* [WHAT TO PRODUCE]:
Filter the records below for the word "属于严重违反规章制度的行为". Copy each line that holds it.

(Stored records)

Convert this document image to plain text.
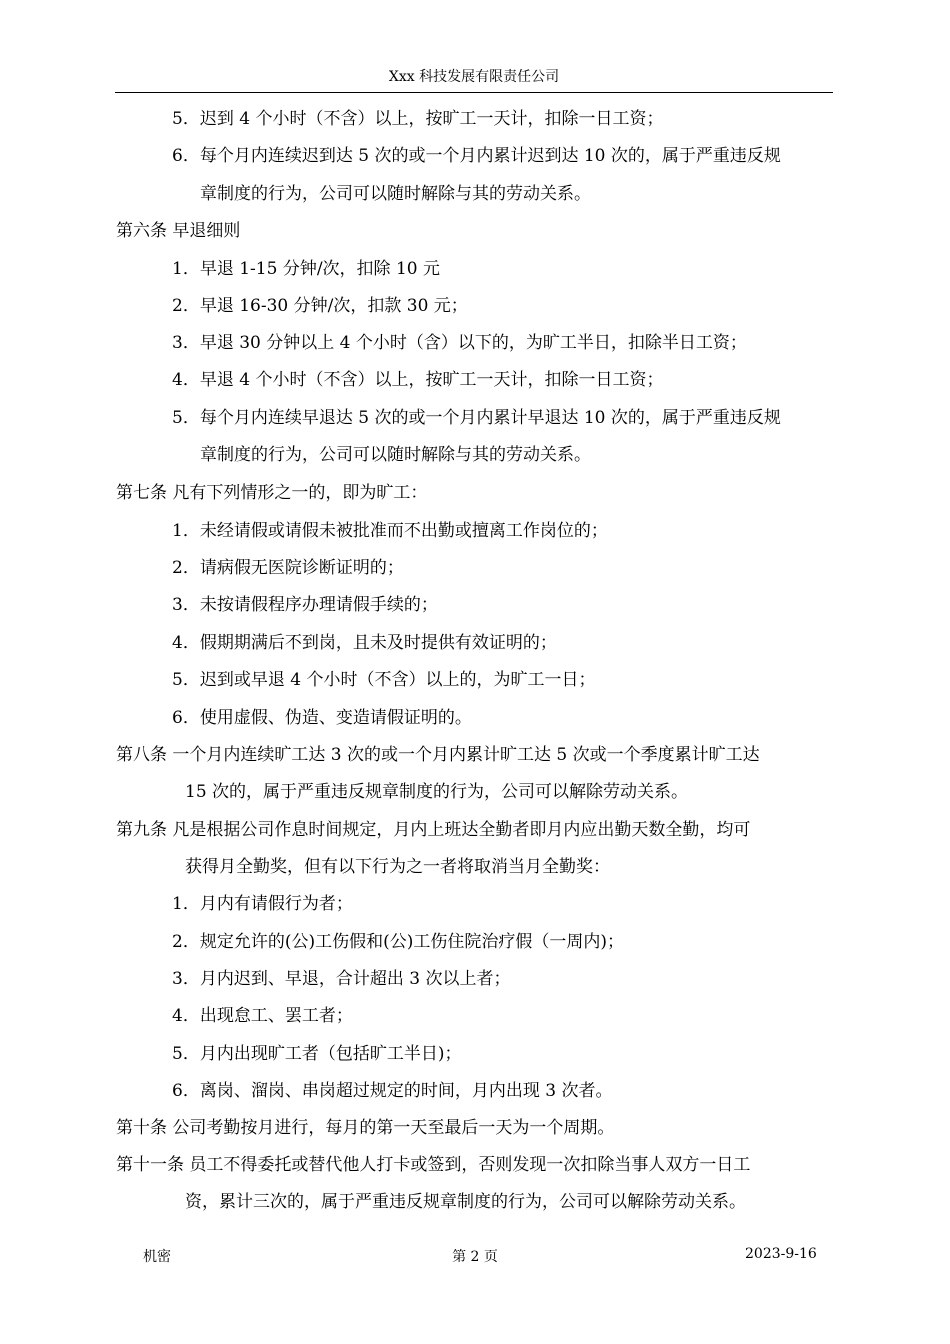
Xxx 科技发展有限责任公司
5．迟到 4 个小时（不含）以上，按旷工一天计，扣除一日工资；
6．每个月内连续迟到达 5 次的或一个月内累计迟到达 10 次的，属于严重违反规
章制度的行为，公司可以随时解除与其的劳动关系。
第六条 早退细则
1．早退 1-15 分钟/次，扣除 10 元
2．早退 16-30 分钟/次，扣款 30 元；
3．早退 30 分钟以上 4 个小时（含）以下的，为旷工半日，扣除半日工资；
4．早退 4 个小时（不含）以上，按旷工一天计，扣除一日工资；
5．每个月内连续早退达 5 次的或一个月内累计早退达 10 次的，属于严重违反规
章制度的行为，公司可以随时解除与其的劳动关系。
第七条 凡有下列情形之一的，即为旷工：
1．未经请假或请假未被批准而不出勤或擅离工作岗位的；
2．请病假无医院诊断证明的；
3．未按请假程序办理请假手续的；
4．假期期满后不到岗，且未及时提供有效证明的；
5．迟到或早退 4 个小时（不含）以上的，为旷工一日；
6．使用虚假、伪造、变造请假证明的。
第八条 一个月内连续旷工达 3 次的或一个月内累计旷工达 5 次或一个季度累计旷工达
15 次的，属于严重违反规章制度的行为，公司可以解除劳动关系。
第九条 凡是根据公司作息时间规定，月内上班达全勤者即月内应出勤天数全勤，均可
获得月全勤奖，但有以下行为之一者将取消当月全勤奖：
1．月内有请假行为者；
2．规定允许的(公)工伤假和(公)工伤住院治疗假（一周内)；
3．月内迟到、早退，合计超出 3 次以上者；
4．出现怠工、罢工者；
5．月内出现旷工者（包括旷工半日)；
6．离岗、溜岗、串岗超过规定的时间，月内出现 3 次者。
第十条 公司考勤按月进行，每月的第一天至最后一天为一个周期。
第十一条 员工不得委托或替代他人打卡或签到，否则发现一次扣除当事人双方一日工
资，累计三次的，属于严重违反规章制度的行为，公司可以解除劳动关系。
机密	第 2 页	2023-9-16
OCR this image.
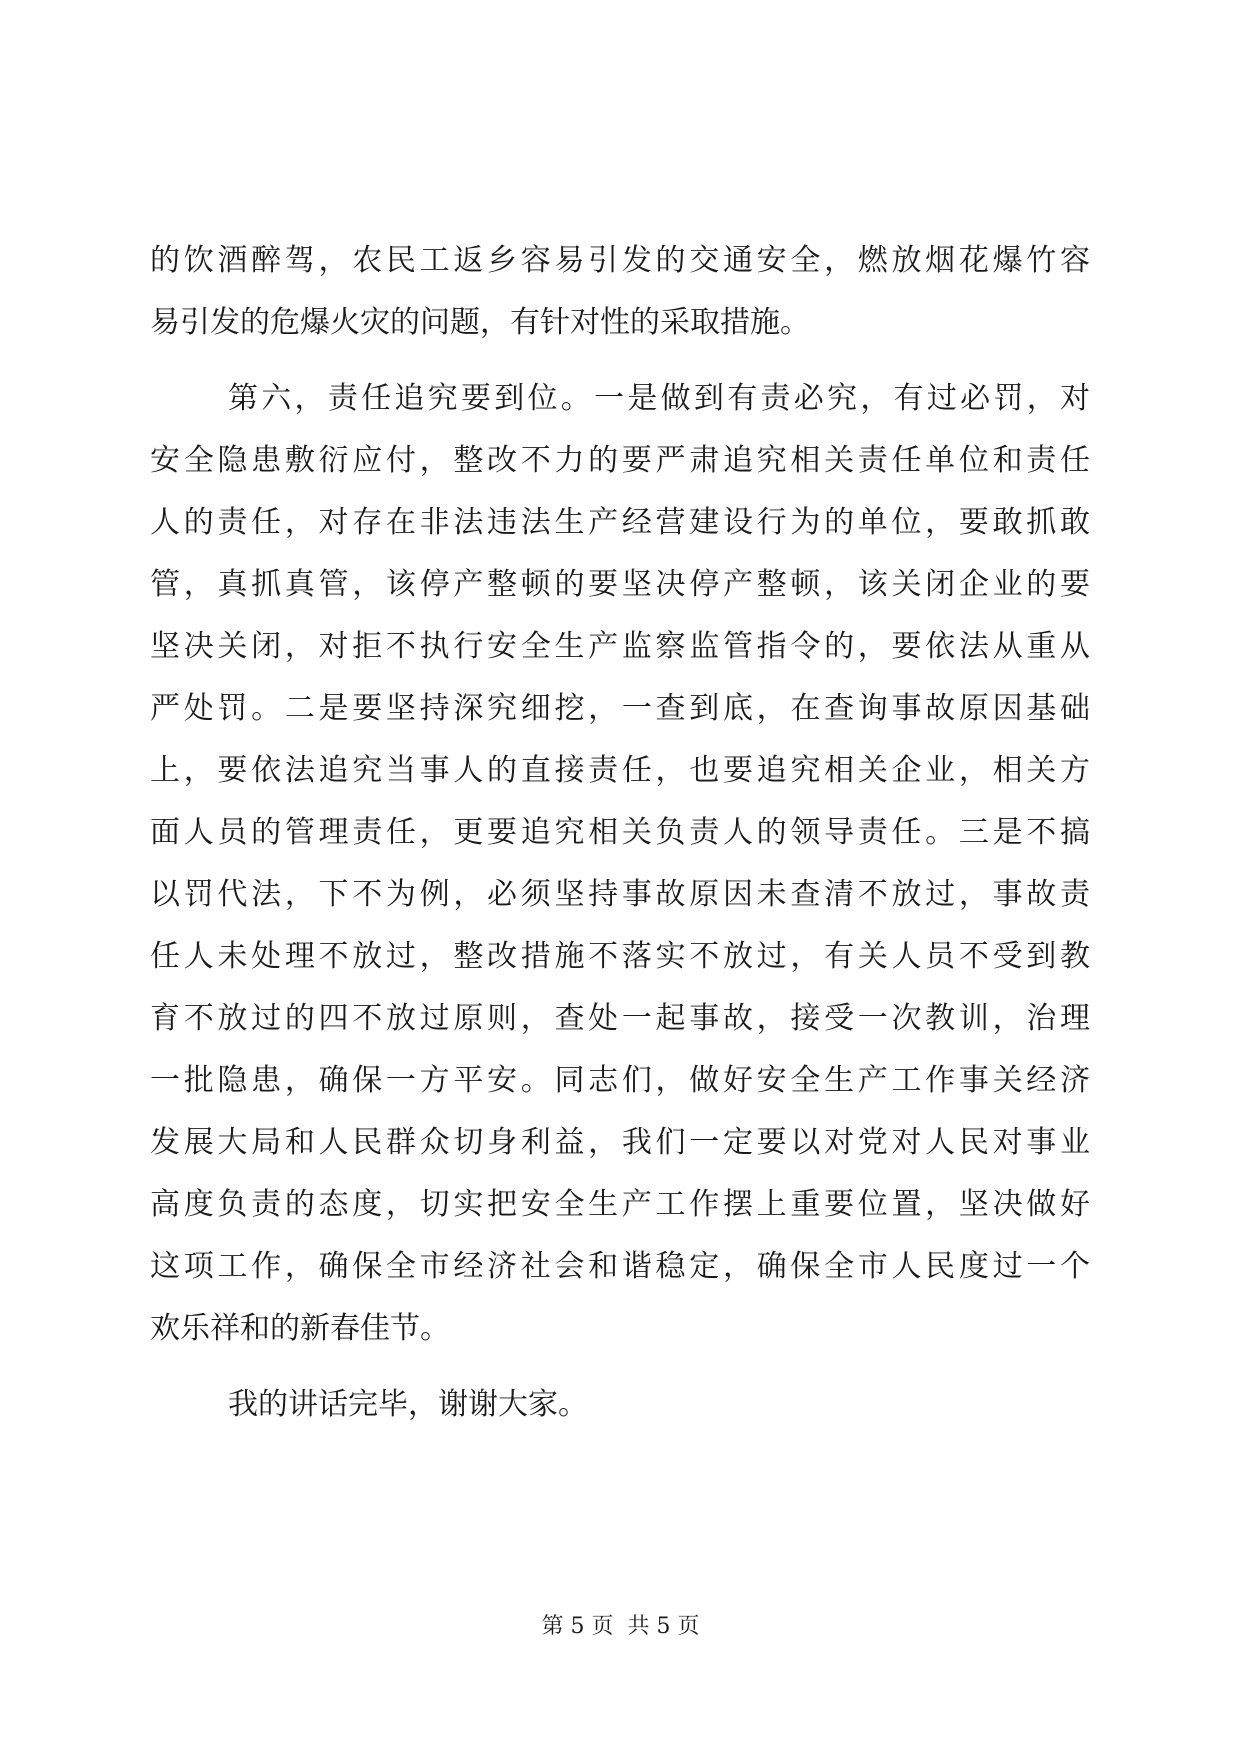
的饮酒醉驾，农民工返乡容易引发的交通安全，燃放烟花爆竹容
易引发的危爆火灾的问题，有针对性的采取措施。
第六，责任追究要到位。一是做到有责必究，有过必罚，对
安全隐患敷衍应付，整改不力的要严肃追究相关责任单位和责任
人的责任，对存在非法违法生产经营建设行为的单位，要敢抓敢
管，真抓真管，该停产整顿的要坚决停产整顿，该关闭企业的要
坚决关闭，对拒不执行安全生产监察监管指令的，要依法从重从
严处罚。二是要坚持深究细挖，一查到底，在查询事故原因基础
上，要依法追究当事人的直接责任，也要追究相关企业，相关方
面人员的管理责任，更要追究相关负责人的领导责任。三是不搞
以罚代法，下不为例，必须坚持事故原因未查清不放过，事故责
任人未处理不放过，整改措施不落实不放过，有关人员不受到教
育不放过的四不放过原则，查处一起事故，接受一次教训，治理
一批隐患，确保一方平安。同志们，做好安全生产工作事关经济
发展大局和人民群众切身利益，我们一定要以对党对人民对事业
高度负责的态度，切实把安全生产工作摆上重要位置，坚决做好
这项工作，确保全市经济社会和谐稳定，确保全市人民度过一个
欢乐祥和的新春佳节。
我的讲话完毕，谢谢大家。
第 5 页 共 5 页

* [THE RESULT]:
15 次的，属于严重违反规章制度的行为，公司可以解除劳动关系。
资，累计三次的，属于严重违反规章制度的行为，公司可以解除劳动关系。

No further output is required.